(Collected data entries)
------------------------------
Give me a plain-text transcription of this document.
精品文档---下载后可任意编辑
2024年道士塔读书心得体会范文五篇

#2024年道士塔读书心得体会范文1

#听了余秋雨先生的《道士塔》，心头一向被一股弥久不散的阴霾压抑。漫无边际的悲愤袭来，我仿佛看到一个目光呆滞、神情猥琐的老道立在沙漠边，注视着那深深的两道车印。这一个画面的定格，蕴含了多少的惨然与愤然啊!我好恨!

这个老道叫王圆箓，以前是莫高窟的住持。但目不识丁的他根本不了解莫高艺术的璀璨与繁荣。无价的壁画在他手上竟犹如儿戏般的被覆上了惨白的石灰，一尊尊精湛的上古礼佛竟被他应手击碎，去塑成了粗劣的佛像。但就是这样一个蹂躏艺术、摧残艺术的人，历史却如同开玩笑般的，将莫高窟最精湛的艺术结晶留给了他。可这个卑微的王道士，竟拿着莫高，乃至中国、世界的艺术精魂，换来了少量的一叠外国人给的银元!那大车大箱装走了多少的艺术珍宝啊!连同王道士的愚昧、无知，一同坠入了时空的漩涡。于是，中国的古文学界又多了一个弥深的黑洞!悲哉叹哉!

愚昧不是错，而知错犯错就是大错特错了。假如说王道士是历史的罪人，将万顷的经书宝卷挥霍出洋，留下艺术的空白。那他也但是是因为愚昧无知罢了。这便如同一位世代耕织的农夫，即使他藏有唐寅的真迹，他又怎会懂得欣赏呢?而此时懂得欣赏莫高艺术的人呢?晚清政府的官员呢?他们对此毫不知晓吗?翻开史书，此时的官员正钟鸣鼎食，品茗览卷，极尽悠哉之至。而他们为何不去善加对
------------------------------
Output the records above in their entirety, exactly.

Give me a plain-text transcription of this document.
精品文档---下载后可任意编辑
2024年道士塔读书心得体会范文五篇

#2024年道士塔读书心得体会范文1

#听了余秋雨先生的《道士塔》，心头一向被一股弥久不散的阴霾压抑。漫无边际的悲愤袭来，我仿佛看到一个目光呆滞、神情猥琐的老道立在沙漠边，注视着那深深的两道车印。这一个画面的定格，蕴含了多少的惨然与愤然啊!我好恨!

这个老道叫王圆箓，以前是莫高窟的住持。但目不识丁的他根本不了解莫高艺术的璀璨与繁荣。无价的壁画在他手上竟犹如儿戏般的被覆上了惨白的石灰，一尊尊精湛的上古礼佛竟被他应手击碎，去塑成了粗劣的佛像。但就是这样一个蹂躏艺术、摧残艺术的人，历史却如同开玩笑般的，将莫高窟最精湛的艺术结晶留给了他。可这个卑微的王道士，竟拿着莫高，乃至中国、世界的艺术精魂，换来了少量的一叠外国人给的银元!那大车大箱装走了多少的艺术珍宝啊!连同王道士的愚昧、无知，一同坠入了时空的漩涡。于是，中国的古文学界又多了一个弥深的黑洞!悲哉叹哉!

愚昧不是错，而知错犯错就是大错特错了。假如说王道士是历史的罪人，将万顷的经书宝卷挥霍出洋，留下艺术的空白。那他也但是是因为愚昧无知罢了。这便如同一位世代耕织的农夫，即使他藏有唐寅的真迹，他又怎会懂得欣赏呢?而此时懂得欣赏莫高艺术的人呢?晚清政府的官员呢?他们对此毫不知晓吗?翻开史书，此时的官员正钟鸣鼎食，品茗览卷，极尽悠哉之至。而他们为何不去善加对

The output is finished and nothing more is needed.